▶ **GOAL**:
Make an exact copy of all the material below, apart from the pictures.

|---|

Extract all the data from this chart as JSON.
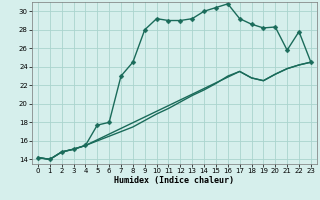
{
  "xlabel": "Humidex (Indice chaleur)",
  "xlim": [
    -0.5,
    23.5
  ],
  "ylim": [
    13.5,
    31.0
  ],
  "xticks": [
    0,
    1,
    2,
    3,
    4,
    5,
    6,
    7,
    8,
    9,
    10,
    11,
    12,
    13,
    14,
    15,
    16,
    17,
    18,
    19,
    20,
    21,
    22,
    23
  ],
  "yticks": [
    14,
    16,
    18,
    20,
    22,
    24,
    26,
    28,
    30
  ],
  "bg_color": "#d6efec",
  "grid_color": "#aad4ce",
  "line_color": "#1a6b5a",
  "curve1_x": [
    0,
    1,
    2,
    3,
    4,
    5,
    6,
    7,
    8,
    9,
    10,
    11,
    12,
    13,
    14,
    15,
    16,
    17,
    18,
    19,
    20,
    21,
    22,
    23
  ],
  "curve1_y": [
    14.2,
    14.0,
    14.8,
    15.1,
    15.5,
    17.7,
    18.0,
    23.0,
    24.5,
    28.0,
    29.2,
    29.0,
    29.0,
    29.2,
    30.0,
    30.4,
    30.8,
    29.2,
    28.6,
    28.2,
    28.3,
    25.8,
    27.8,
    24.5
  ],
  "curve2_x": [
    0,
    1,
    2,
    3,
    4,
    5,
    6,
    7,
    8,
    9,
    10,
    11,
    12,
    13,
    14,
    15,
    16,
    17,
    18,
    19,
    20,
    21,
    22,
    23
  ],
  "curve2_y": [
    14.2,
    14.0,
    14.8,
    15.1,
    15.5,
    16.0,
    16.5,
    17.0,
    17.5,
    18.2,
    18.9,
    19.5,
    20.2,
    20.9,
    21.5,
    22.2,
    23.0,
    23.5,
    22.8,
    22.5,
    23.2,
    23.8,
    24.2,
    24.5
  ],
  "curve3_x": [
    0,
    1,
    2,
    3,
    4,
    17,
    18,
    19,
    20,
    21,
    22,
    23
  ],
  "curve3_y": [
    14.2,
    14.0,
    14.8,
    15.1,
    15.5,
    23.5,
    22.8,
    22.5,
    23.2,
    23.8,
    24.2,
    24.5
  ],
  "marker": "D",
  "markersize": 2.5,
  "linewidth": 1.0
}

|---|

▶ **TASK SOLUTION**:
Extract all the data from this chart as JSON.
{
  "xlabel": "Humidex (Indice chaleur)",
  "xlim": [
    -0.5,
    23.5
  ],
  "ylim": [
    13.5,
    31.0
  ],
  "xticks": [
    0,
    1,
    2,
    3,
    4,
    5,
    6,
    7,
    8,
    9,
    10,
    11,
    12,
    13,
    14,
    15,
    16,
    17,
    18,
    19,
    20,
    21,
    22,
    23
  ],
  "yticks": [
    14,
    16,
    18,
    20,
    22,
    24,
    26,
    28,
    30
  ],
  "bg_color": "#d6efec",
  "grid_color": "#aad4ce",
  "line_color": "#1a6b5a",
  "curve1_x": [
    0,
    1,
    2,
    3,
    4,
    5,
    6,
    7,
    8,
    9,
    10,
    11,
    12,
    13,
    14,
    15,
    16,
    17,
    18,
    19,
    20,
    21,
    22,
    23
  ],
  "curve1_y": [
    14.2,
    14.0,
    14.8,
    15.1,
    15.5,
    17.7,
    18.0,
    23.0,
    24.5,
    28.0,
    29.2,
    29.0,
    29.0,
    29.2,
    30.0,
    30.4,
    30.8,
    29.2,
    28.6,
    28.2,
    28.3,
    25.8,
    27.8,
    24.5
  ],
  "curve2_x": [
    0,
    1,
    2,
    3,
    4,
    5,
    6,
    7,
    8,
    9,
    10,
    11,
    12,
    13,
    14,
    15,
    16,
    17,
    18,
    19,
    20,
    21,
    22,
    23
  ],
  "curve2_y": [
    14.2,
    14.0,
    14.8,
    15.1,
    15.5,
    16.0,
    16.5,
    17.0,
    17.5,
    18.2,
    18.9,
    19.5,
    20.2,
    20.9,
    21.5,
    22.2,
    23.0,
    23.5,
    22.8,
    22.5,
    23.2,
    23.8,
    24.2,
    24.5
  ],
  "curve3_x": [
    0,
    1,
    2,
    3,
    4,
    17,
    18,
    19,
    20,
    21,
    22,
    23
  ],
  "curve3_y": [
    14.2,
    14.0,
    14.8,
    15.1,
    15.5,
    23.5,
    22.8,
    22.5,
    23.2,
    23.8,
    24.2,
    24.5
  ],
  "marker": "D",
  "markersize": 2.5,
  "linewidth": 1.0
}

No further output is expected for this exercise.